(Dataset items)
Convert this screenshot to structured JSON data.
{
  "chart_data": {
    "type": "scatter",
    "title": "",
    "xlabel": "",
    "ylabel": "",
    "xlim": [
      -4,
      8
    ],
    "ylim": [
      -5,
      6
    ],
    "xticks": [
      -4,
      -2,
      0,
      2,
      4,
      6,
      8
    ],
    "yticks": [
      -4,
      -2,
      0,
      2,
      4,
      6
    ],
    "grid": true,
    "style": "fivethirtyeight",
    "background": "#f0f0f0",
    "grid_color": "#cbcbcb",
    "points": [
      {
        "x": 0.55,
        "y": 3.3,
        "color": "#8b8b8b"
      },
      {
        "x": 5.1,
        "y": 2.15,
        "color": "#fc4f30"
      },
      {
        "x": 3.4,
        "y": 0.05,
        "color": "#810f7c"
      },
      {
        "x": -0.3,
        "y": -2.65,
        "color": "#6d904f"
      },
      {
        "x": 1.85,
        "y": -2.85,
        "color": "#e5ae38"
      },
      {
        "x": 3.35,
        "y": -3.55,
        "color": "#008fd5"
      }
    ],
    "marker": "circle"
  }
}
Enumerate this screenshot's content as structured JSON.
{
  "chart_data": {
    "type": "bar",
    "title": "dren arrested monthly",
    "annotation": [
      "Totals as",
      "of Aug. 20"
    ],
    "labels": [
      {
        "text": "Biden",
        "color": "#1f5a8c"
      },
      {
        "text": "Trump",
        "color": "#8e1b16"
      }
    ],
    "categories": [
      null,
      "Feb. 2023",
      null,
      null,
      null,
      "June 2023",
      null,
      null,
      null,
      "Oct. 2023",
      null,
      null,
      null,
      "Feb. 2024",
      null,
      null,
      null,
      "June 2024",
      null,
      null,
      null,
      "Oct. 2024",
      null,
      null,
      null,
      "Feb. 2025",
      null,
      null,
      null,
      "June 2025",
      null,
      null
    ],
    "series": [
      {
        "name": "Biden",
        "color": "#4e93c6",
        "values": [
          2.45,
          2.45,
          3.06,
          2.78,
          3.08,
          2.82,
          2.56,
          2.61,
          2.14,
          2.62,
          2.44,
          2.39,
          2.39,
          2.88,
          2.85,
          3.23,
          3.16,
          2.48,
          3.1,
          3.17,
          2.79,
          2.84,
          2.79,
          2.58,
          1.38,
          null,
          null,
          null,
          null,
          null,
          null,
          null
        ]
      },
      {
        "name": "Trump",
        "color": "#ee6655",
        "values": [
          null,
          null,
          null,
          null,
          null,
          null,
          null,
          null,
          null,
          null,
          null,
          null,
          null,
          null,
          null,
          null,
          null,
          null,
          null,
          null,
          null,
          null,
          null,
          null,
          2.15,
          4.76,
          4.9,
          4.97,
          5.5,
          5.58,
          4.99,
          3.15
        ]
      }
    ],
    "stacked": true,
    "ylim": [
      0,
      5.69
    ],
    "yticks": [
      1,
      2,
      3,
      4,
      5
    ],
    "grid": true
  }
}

» Task to complete: Every line of the data above should be reproduced word for word.

» Expected answer:
Convert this screenshot to structured JSON data.
{
  "chart_data": {
    "type": "scatter",
    "title": "",
    "xlabel": "",
    "ylabel": "",
    "xlim": [
      -4,
      8
    ],
    "ylim": [
      -5,
      6
    ],
    "xticks": [
      -4,
      -2,
      0,
      2,
      4,
      6,
      8
    ],
    "yticks": [
      -4,
      -2,
      0,
      2,
      4,
      6
    ],
    "grid": true,
    "style": "fivethirtyeight",
    "background": "#f0f0f0",
    "grid_color": "#cbcbcb",
    "points": [
      {
        "x": 0.55,
        "y": 3.3,
        "color": "#8b8b8b"
      },
      {
        "x": 5.1,
        "y": 2.15,
        "color": "#fc4f30"
      },
      {
        "x": 3.4,
        "y": 0.05,
        "color": "#810f7c"
      },
      {
        "x": -0.3,
        "y": -2.65,
        "color": "#6d904f"
      },
      {
        "x": 1.85,
        "y": -2.85,
        "color": "#e5ae38"
      },
      {
        "x": 3.35,
        "y": -3.55,
        "color": "#008fd5"
      }
    ],
    "marker": "circle"
  }
}
Enumerate this screenshot's content as structured JSON.
{
  "chart_data": {
    "type": "bar",
    "title": "dren arrested monthly",
    "annotation": [
      "Totals as",
      "of Aug. 20"
    ],
    "labels": [
      {
        "text": "Biden",
        "color": "#1f5a8c"
      },
      {
        "text": "Trump",
        "color": "#8e1b16"
      }
    ],
    "categories": [
      null,
      "Feb. 2023",
      null,
      null,
      null,
      "June 2023",
      null,
      null,
      null,
      "Oct. 2023",
      null,
      null,
      null,
      "Feb. 2024",
      null,
      null,
      null,
      "June 2024",
      null,
      null,
      null,
      "Oct. 2024",
      null,
      null,
      null,
      "Feb. 2025",
      null,
      null,
      null,
      "June 2025",
      null,
      null
    ],
    "series": [
      {
        "name": "Biden",
        "color": "#4e93c6",
        "values": [
          2.45,
          2.45,
          3.06,
          2.78,
          3.08,
          2.82,
          2.56,
          2.61,
          2.14,
          2.62,
          2.44,
          2.39,
          2.39,
          2.88,
          2.85,
          3.23,
          3.16,
          2.48,
          3.1,
          3.17,
          2.79,
          2.84,
          2.79,
          2.58,
          1.38,
          null,
          null,
          null,
          null,
          null,
          null,
          null
        ]
      },
      {
        "name": "Trump",
        "color": "#ee6655",
        "values": [
          null,
          null,
          null,
          null,
          null,
          null,
          null,
          null,
          null,
          null,
          null,
          null,
          null,
          null,
          null,
          null,
          null,
          null,
          null,
          null,
          null,
          null,
          null,
          null,
          2.15,
          4.76,
          4.9,
          4.97,
          5.5,
          5.58,
          4.99,
          3.15
        ]
      }
    ],
    "stacked": true,
    "ylim": [
      0,
      5.69
    ],
    "yticks": [
      1,
      2,
      3,
      4,
      5
    ],
    "grid": true
  }
}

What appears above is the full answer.